The problem: Look through the listing for the word "населенного". Copy each line that has it.

Dataset rows:
**********
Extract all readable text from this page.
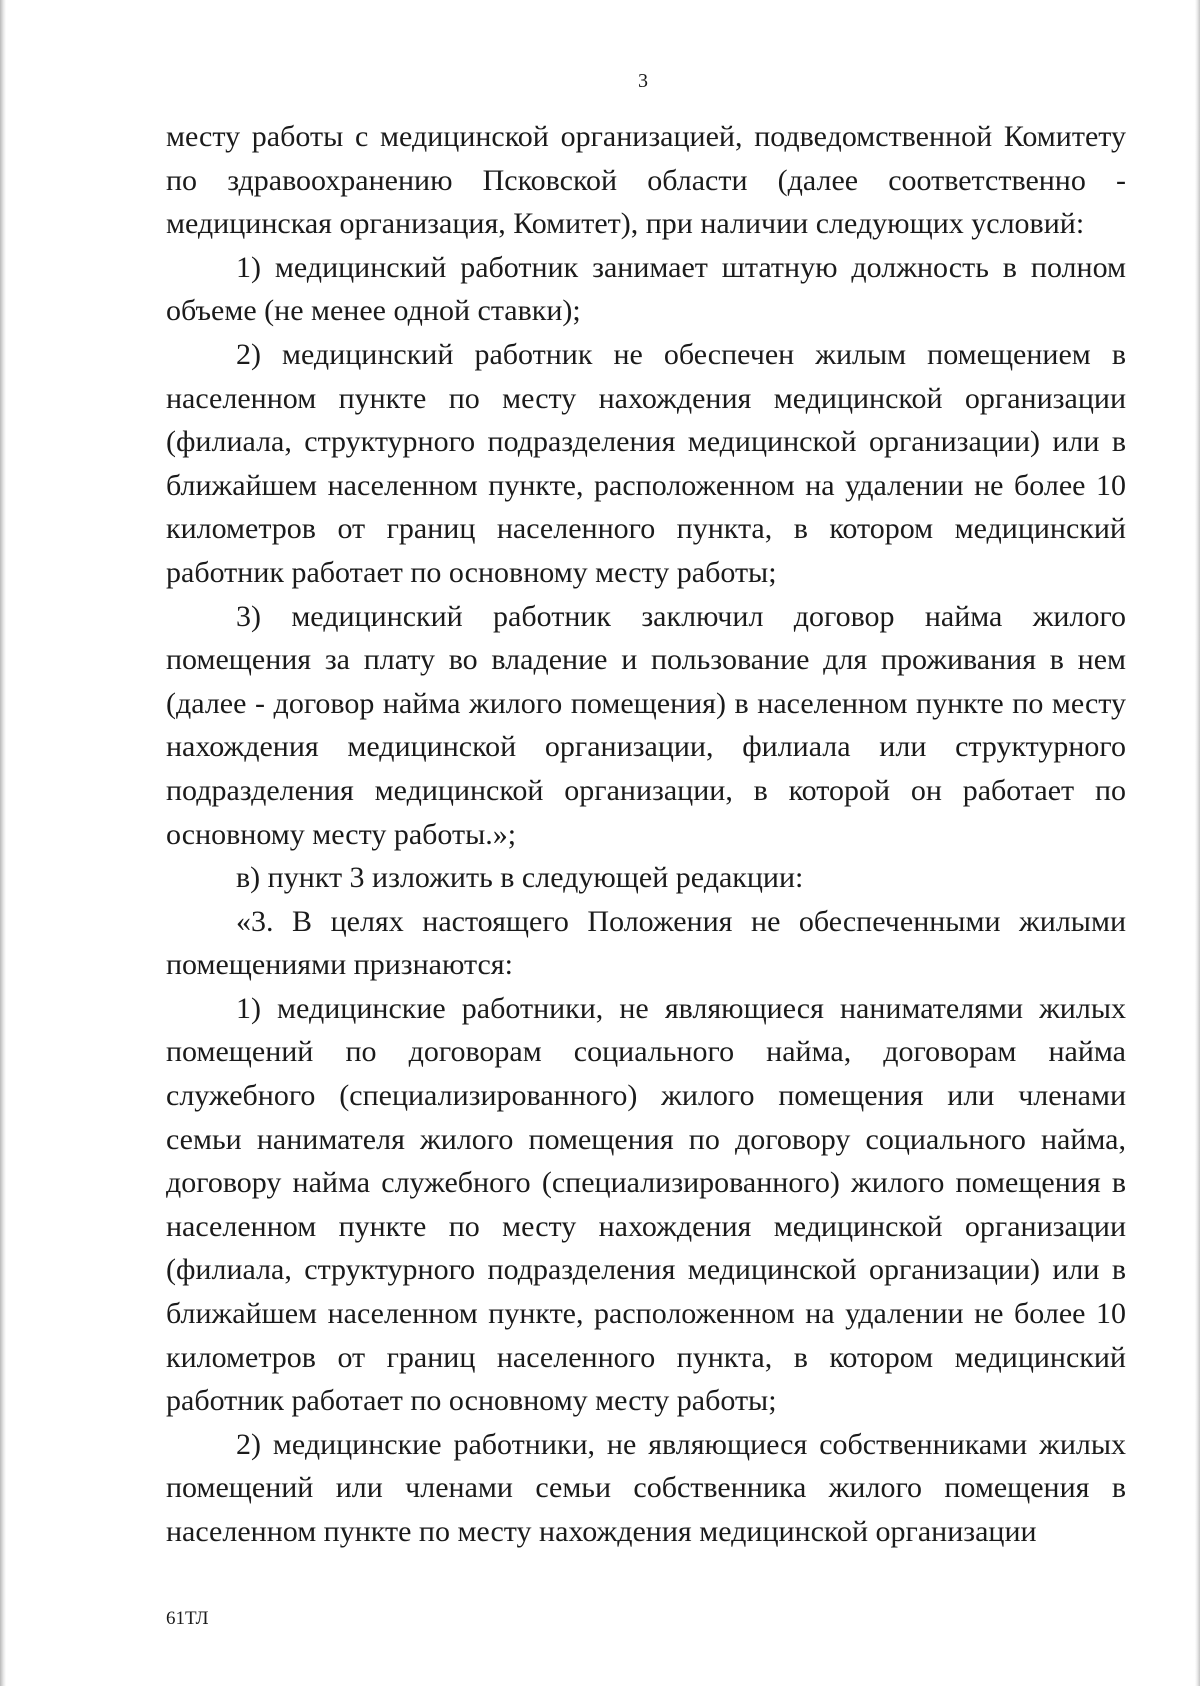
3

месту работы с медицинской организацией, подведомственной Комитету по здравоохранению Псковской области (далее соответственно - медицинская организация, Комитет), при наличии следующих условий:

1) медицинский работник занимает штатную должность в полном объеме (не менее одной ставки);

2) медицинский работник не обеспечен жилым помещением в населенном пункте по месту нахождения медицинской организации (филиала, структурного подразделения медицинской организации) или в ближайшем населенном пункте, расположенном на удалении не более 10 километров от границ населенного пункта, в котором медицинский работник работает по основному месту работы;

3) медицинский работник заключил договор найма жилого помещения за плату во владение и пользование для проживания в нем (далее - договор найма жилого помещения) в населенном пункте по месту нахождения медицинской организации, филиала или структурного подразделения медицинской организации, в которой он работает по основному месту работы.»;

в) пункт 3 изложить в следующей редакции:

«3. В целях настоящего Положения не обеспеченными жилыми помещениями признаются:

1) медицинские работники, не являющиеся нанимателями жилых помещений по договорам социального найма, договорам найма служебного (специализированного) жилого помещения или членами семьи нанимателя жилого помещения по договору социального найма, договору найма служебного (специализированного) жилого помещения в населенном пункте по месту нахождения медицинской организации (филиала, структурного подразделения медицинской организации) или в ближайшем населенном пункте, расположенном на удалении не более 10 километров от границ населенного пункта, в котором медицинский работник работает по основному месту работы;

2) медицинские работники, не являющиеся собственниками жилых помещений или членами семьи собственника жилого помещения в населенном пункте по месту нахождения медицинской организации

61ТЛ
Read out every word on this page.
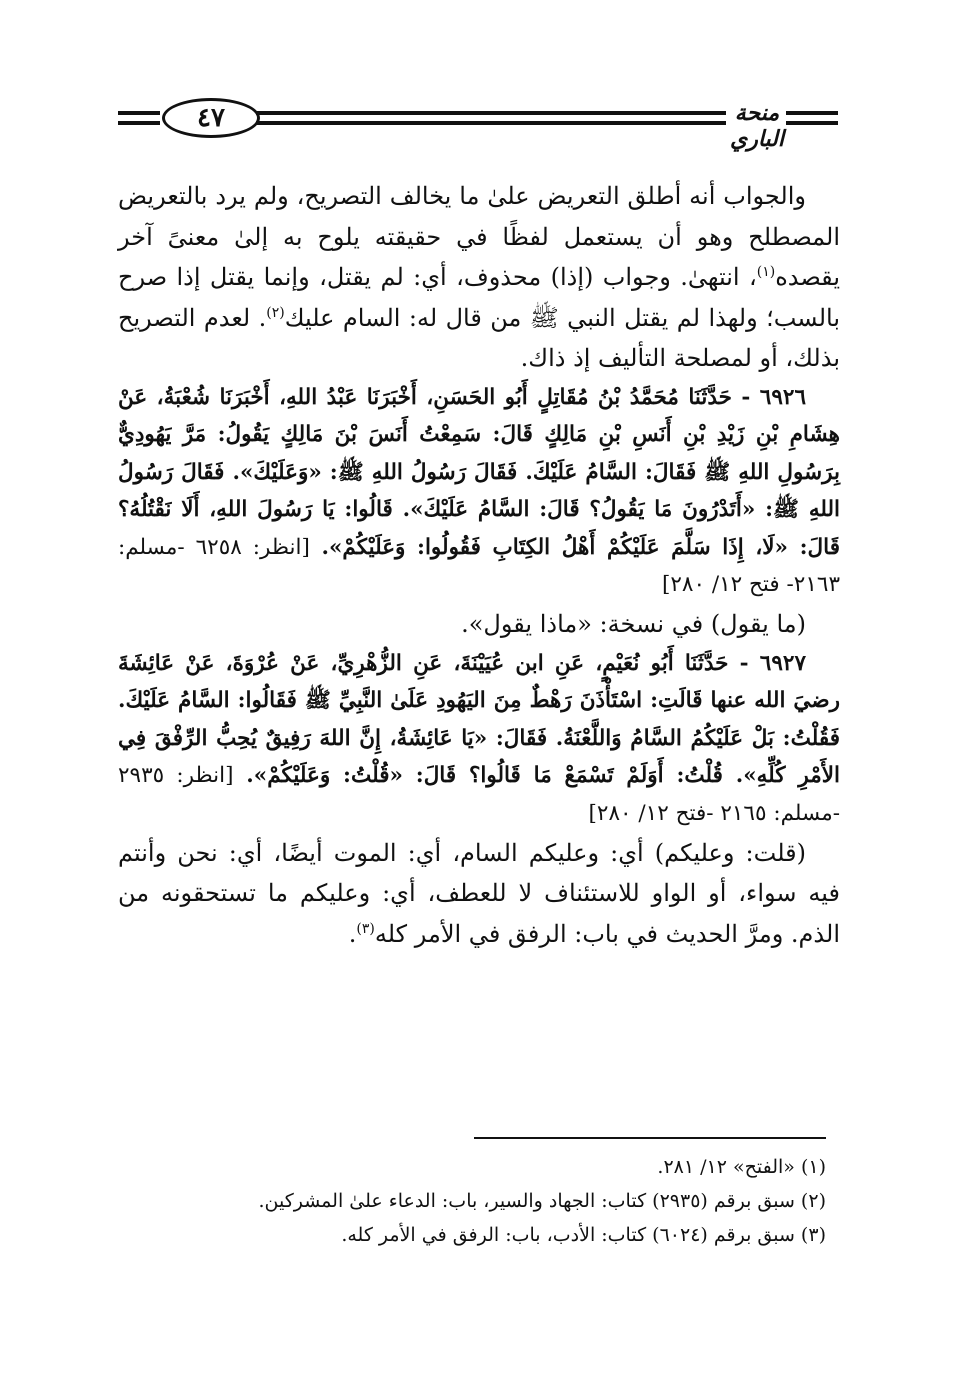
٤٧	منحة الباري

والجواب أنه أطلق التعريض علىٰ ما يخالف التصريح، ولم يرد بالتعريض المصطلح وهو أن يستعمل لفظًا في حقيقته يلوح به إلىٰ معنىً آخر يقصده$^{(١)}$، انتهىٰ. وجواب (إذا) محذوف، أي: لم يقتل، وإنما يقتل إذا صرح بالسب؛ ولهذا لم يقتل النبي ﷺ من قال له: السام عليك$^{(٢)}$. لعدم التصريح بذلك، أو لمصلحة التأليف إذ ذاك.

٦٩٢٦ - حَدَّثَنَا مُحَمَّدُ بْنُ مُقَاتِلٍ أَبُو الحَسَنِ، أَخْبَرَنَا عَبْدُ اللهِ، أَخْبَرَنَا شُعْبَةُ، عَنْ هِشَامِ بْنِ زَيْدِ بْنِ أَنَسِ بْنِ مَالِكٍ قَالَ: سَمِعْتُ أَنَسَ بْنَ مَالِكٍ يَقُولُ: مَرَّ يَهُودِيٌّ بِرَسُولِ اللهِ ﷺ فَقَالَ: السَّامُ عَلَيْكَ. فَقَالَ رَسُولُ اللهِ ﷺ: «وَعَلَيْكَ». فَقَالَ رَسُولُ اللهِ ﷺ: «أَتَدْرُونَ مَا يَقُولُ؟ قَالَ: السَّامُ عَلَيْكَ». قَالُوا: يَا رَسُولَ اللهِ، أَلَا نَقْتُلُهُ؟ قَالَ: «لَا، إِذَا سَلَّمَ عَلَيْكُمْ أَهْلُ الكِتَابِ فَقُولُوا: وَعَلَيْكُمْ». [انظر: ٦٢٥٨ -مسلم: ٢١٦٣- فتح ١٢/ ٢٨٠]

(ما يقول) في نسخة: «ماذا يقول».

٦٩٢٧ - حَدَّثَنَا أَبُو نُعَيْمٍ، عَنِ ابن عُيَيْنَةَ، عَنِ الزُّهْرِيِّ، عَنْ عُرْوَةَ، عَنْ عَائِشَةَ رضيَ الله عنها قَالَتِ: اسْتَأْذَنَ رَهْطٌ مِنَ اليَهُودِ عَلَىٰ النَّبِيِّ ﷺ فَقَالُوا: السَّامُ عَلَيْكَ. فَقُلْتُ: بَلْ عَلَيْكُمُ السَّامُ وَاللَّعْنَةُ. فَقَالَ: «يَا عَائِشَةُ، إِنَّ اللهَ رَفِيقٌ يُحِبُّ الرِّفْقَ فِي الأَمْرِ كُلِّهِ». قُلْتُ: أَوَلَمْ تَسْمَعْ مَا قَالُوا؟ قَالَ: «قُلْتُ: وَعَلَيْكُمْ». [انظر: ٢٩٣٥ -مسلم: ٢١٦٥ -فتح ١٢/ ٢٨٠]

(قلت: وعليكم) أي: وعليكم السام، أي: الموت أيضًا، أي: نحن وأنتم فيه سواء، أو الواو للاستئناف لا للعطف، أي: وعليكم ما تستحقونه من الذم. ومرَّ الحديث في باب: الرفق في الأمر كله$^{(٣)}$.

(١) «الفتح» ١٢/ ٢٨١.

(٢) سبق برقم (٢٩٣٥) كتاب: الجهاد والسير، باب: الدعاء علىٰ المشركين.

(٣) سبق برقم (٦٠٢٤) كتاب: الأدب، باب: الرفق في الأمر كله.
**********
Answer to the task:
2) медицинский работник не обеспечен жилым помещением в населенном пункте по месту нахождения медицинской организации (филиала, структурного подразделения медицинской организации) или в ближайшем населенном пункте, расположенном на удалении не более 10 километров от границ населенного пункта, в котором медицинский работник работает по основному месту работы;
1) медицинские работники, не являющиеся нанимателями жилых помещений по договорам социального найма, договорам найма служебного (специализированного) жилого помещения или членами семьи нанимателя жилого помещения по договору социального найма, договору найма служебного (специализированного) жилого помещения в населенном пункте по месту нахождения медицинской организации (филиала, структурного подразделения медицинской организации) или в ближайшем населенном пункте, расположенном на удалении не более 10 километров от границ населенного пункта, в котором медицинский работник работает по основному месту работы;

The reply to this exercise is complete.